Exercise details – Return each line of the data below exactly, omitting any pictures.

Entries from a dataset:

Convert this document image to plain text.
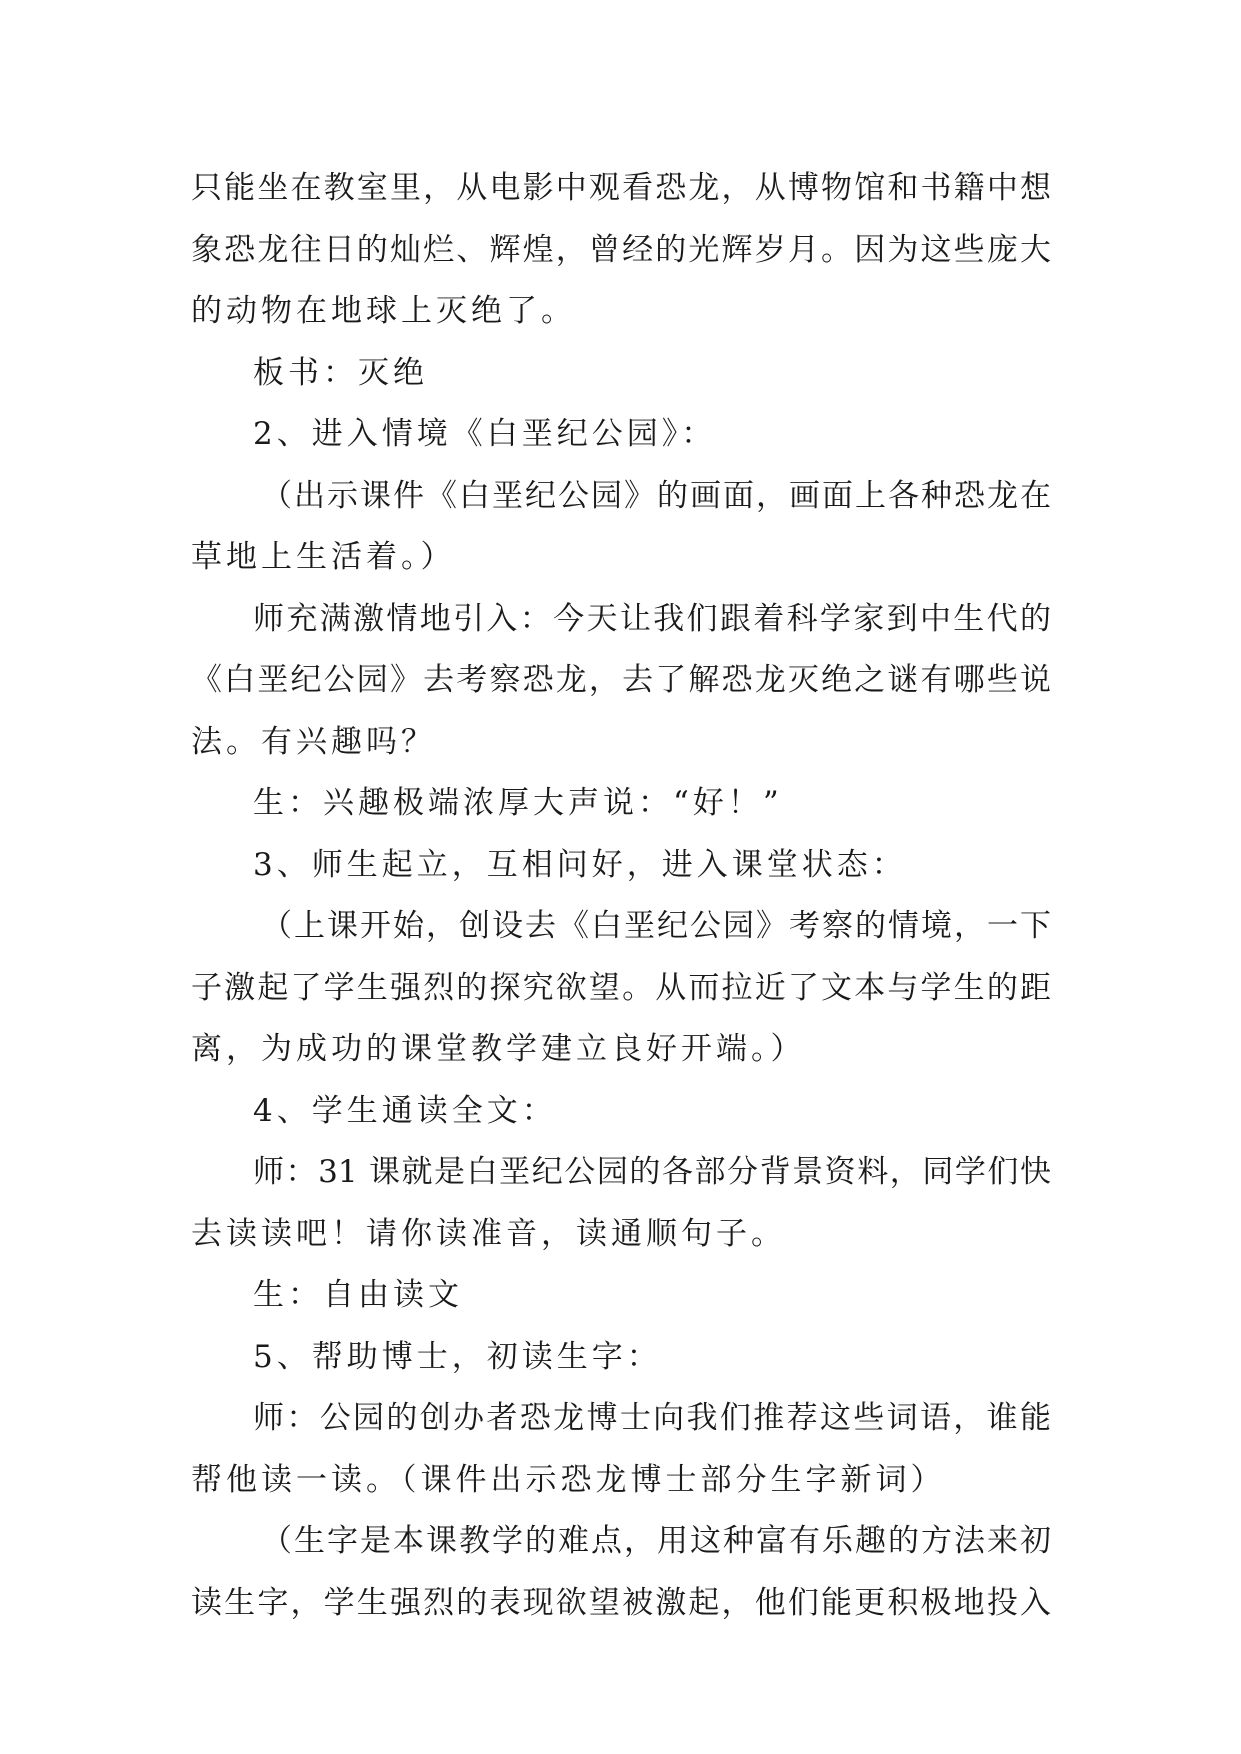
只能坐在教室里，从电影中观看恐龙，从博物馆和书籍中想
象恐龙往日的灿烂、辉煌，曾经的光辉岁月。因为这些庞大
的动物在地球上灭绝了。
板书：灭绝
2、进入情境《白垩纪公园》：
（出示课件《白垩纪公园》的画面，画面上各种恐龙在
草地上生活着。）
师充满激情地引入：今天让我们跟着科学家到中生代的
《白垩纪公园》去考察恐龙，去了解恐龙灭绝之谜有哪些说
法。有兴趣吗？
生：兴趣极端浓厚大声说：“好！”
3、师生起立，互相问好，进入课堂状态：
（上课开始，创设去《白垩纪公园》考察的情境，一下
子激起了学生强烈的探究欲望。从而拉近了文本与学生的距
离，为成功的课堂教学建立良好开端。）
4、学生通读全文：
师：31 课就是白垩纪公园的各部分背景资料，同学们快
去读读吧！请你读准音，读通顺句子。
生：自由读文
5、帮助博士，初读生字：
师：公园的创办者恐龙博士向我们推荐这些词语，谁能
帮他读一读。（课件出示恐龙博士部分生字新词）
（生字是本课教学的难点，用这种富有乐趣的方法来初
读生字，学生强烈的表现欲望被激起，他们能更积极地投入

Final result –
Convert this document image to plain text.
只能坐在教室里，从电影中观看恐龙，从博物馆和书籍中想
象恐龙往日的灿烂、辉煌，曾经的光辉岁月。因为这些庞大
的动物在地球上灭绝了。
板书：灭绝
2、进入情境《白垩纪公园》：
（出示课件《白垩纪公园》的画面，画面上各种恐龙在
草地上生活着。）
师充满激情地引入：今天让我们跟着科学家到中生代的
《白垩纪公园》去考察恐龙，去了解恐龙灭绝之谜有哪些说
法。有兴趣吗？
生：兴趣极端浓厚大声说：“好！”
3、师生起立，互相问好，进入课堂状态：
（上课开始，创设去《白垩纪公园》考察的情境，一下
子激起了学生强烈的探究欲望。从而拉近了文本与学生的距
离，为成功的课堂教学建立良好开端。）
4、学生通读全文：
师：31 课就是白垩纪公园的各部分背景资料，同学们快
去读读吧！请你读准音，读通顺句子。
生：自由读文
5、帮助博士，初读生字：
师：公园的创办者恐龙博士向我们推荐这些词语，谁能
帮他读一读。（课件出示恐龙博士部分生字新词）
（生字是本课教学的难点，用这种富有乐趣的方法来初
读生字，学生强烈的表现欲望被激起，他们能更积极地投入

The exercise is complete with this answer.